-- begin Data lines --

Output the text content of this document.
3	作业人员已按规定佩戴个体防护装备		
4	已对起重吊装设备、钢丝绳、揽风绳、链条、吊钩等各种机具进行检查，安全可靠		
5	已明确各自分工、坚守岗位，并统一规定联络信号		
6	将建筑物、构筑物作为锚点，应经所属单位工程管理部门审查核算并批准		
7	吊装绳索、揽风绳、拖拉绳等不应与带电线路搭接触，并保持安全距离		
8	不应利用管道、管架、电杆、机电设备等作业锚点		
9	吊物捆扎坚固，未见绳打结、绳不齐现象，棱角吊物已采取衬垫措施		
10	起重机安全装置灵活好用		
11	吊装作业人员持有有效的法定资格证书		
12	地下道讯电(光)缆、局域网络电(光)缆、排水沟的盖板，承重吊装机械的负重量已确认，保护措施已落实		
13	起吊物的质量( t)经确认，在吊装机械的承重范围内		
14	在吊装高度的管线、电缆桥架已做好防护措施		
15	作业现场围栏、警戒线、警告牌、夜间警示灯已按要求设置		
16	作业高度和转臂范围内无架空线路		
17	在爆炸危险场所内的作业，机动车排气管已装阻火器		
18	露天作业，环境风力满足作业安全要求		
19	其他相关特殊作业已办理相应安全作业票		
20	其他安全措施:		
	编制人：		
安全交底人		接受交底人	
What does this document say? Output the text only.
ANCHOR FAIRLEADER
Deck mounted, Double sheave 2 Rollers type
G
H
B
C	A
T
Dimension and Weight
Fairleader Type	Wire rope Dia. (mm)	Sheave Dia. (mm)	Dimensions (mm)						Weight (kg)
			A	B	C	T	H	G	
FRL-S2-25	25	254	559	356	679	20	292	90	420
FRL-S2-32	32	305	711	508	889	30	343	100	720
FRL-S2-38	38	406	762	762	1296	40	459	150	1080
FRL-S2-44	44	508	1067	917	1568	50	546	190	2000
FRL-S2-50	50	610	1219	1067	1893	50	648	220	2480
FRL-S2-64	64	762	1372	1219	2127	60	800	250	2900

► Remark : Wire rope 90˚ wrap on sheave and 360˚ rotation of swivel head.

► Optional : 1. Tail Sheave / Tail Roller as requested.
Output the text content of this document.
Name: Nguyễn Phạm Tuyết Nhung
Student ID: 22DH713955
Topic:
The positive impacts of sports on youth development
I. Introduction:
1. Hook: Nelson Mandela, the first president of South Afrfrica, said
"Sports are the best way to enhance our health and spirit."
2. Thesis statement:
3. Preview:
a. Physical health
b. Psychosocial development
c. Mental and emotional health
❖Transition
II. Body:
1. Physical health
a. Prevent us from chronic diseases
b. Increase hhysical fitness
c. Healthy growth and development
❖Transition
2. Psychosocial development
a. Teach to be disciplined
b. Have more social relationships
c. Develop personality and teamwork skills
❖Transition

-- end Data lines --

■ **Task statement**
From the records above, extract everything verbatim.

■ **Answer to the exercise**
Output the text content of this document.
3	作业人员已按规定佩戴个体防护装备		
4	已对起重吊装设备、钢丝绳、揽风绳、链条、吊钩等各种机具进行检查，安全可靠		
5	已明确各自分工、坚守岗位，并统一规定联络信号		
6	将建筑物、构筑物作为锚点，应经所属单位工程管理部门审查核算并批准		
7	吊装绳索、揽风绳、拖拉绳等不应与带电线路搭接触，并保持安全距离		
8	不应利用管道、管架、电杆、机电设备等作业锚点		
9	吊物捆扎坚固，未见绳打结、绳不齐现象，棱角吊物已采取衬垫措施		
10	起重机安全装置灵活好用		
11	吊装作业人员持有有效的法定资格证书		
12	地下道讯电(光)缆、局域网络电(光)缆、排水沟的盖板，承重吊装机械的负重量已确认，保护措施已落实		
13	起吊物的质量( t)经确认，在吊装机械的承重范围内		
14	在吊装高度的管线、电缆桥架已做好防护措施		
15	作业现场围栏、警戒线、警告牌、夜间警示灯已按要求设置		
16	作业高度和转臂范围内无架空线路		
17	在爆炸危险场所内的作业，机动车排气管已装阻火器		
18	露天作业，环境风力满足作业安全要求		
19	其他相关特殊作业已办理相应安全作业票		
20	其他安全措施:		
	编制人：		
安全交底人		接受交底人	
What does this document say? Output the text only.
ANCHOR FAIRLEADER
Deck mounted, Double sheave 2 Rollers type
G
H
B
C	A
T
Dimension and Weight
Fairleader Type	Wire rope Dia. (mm)	Sheave Dia. (mm)	Dimensions (mm)						Weight (kg)
			A	B	C	T	H	G	
FRL-S2-25	25	254	559	356	679	20	292	90	420
FRL-S2-32	32	305	711	508	889	30	343	100	720
FRL-S2-38	38	406	762	762	1296	40	459	150	1080
FRL-S2-44	44	508	1067	917	1568	50	546	190	2000
FRL-S2-50	50	610	1219	1067	1893	50	648	220	2480
FRL-S2-64	64	762	1372	1219	2127	60	800	250	2900

► Remark : Wire rope 90˚ wrap on sheave and 360˚ rotation of swivel head.

► Optional : 1. Tail Sheave / Tail Roller as requested.
Output the text content of this document.
Name: Nguyễn Phạm Tuyết Nhung
Student ID: 22DH713955
Topic:
The positive impacts of sports on youth development
I. Introduction:
1. Hook: Nelson Mandela, the first president of South Afrfrica, said
"Sports are the best way to enhance our health and spirit."
2. Thesis statement:
3. Preview:
a. Physical health
b. Psychosocial development
c. Mental and emotional health
❖Transition
II. Body:
1. Physical health
a. Prevent us from chronic diseases
b. Increase hhysical fitness
c. Healthy growth and development
❖Transition
2. Psychosocial development
a. Teach to be disciplined
b. Have more social relationships
c. Develop personality and teamwork skills
❖Transition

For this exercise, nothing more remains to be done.